DESCRIPTION OF THE TASK: Find every line in the records below that contains the word "phân", and copy each such line.

RECORDS FOR THIS TASK:

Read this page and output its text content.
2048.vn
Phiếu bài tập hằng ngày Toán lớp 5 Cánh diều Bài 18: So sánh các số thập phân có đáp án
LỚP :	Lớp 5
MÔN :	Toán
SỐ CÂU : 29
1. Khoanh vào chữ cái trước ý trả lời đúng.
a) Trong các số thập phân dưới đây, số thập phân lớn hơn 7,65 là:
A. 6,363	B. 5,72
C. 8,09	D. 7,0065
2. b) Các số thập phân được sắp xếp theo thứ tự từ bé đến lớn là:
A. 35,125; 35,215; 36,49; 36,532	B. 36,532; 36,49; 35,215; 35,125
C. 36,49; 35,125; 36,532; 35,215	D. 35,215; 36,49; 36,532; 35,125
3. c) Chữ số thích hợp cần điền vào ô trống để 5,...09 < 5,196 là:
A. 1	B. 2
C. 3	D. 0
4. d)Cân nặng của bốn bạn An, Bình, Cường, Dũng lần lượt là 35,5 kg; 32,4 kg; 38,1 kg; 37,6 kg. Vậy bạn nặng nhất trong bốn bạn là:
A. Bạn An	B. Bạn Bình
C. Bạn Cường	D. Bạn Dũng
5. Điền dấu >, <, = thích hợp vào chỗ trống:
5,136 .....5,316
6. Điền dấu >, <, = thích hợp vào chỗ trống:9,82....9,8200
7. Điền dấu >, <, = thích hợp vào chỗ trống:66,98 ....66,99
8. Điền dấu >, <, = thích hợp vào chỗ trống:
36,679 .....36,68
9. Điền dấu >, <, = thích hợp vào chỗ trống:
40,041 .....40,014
---
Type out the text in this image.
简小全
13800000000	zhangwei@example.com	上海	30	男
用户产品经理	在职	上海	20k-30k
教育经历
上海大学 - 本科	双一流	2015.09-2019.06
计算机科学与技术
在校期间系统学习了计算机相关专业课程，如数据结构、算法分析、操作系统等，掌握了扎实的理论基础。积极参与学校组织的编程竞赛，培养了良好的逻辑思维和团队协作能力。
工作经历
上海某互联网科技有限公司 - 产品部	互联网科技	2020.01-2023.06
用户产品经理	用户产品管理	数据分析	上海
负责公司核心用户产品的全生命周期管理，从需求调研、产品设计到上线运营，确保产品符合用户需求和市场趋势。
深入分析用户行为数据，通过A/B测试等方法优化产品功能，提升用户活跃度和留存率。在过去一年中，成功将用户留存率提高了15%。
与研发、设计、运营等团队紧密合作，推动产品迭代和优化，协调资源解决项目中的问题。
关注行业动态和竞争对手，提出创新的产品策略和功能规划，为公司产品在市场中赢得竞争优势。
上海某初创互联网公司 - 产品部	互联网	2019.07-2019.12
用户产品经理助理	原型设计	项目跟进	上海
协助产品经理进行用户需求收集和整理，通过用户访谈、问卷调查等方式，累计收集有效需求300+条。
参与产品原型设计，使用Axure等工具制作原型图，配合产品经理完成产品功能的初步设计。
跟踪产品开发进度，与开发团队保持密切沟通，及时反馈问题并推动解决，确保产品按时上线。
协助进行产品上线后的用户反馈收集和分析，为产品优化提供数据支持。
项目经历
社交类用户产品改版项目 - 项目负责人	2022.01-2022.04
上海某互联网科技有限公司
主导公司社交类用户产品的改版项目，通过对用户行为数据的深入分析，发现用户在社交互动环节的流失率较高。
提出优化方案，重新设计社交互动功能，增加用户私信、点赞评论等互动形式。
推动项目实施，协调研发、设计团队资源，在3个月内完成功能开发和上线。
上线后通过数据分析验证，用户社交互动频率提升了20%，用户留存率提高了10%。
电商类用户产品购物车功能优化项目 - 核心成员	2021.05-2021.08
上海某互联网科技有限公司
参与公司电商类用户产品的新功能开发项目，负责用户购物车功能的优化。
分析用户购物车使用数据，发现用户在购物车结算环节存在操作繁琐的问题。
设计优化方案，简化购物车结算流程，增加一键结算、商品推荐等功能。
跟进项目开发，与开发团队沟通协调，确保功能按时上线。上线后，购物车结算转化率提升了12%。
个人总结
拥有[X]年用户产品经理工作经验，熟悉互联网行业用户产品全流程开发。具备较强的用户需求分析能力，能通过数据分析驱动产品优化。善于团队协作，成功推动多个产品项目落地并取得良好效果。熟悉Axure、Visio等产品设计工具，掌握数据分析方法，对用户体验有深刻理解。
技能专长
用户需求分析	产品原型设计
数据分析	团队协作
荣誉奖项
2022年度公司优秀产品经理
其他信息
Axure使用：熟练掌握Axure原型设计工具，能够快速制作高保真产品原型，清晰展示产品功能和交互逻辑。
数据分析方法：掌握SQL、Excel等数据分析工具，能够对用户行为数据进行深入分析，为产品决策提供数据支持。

IN RESPONSE:
Phiếu bài tập hằng ngày Toán lớp 5 Cánh diều Bài 18: So sánh các số thập phân có đáp án
a) Trong các số thập phân dưới đây, số thập phân lớn hơn 7,65 là:
2. b) Các số thập phân được sắp xếp theo thứ tự từ bé đến lớn là:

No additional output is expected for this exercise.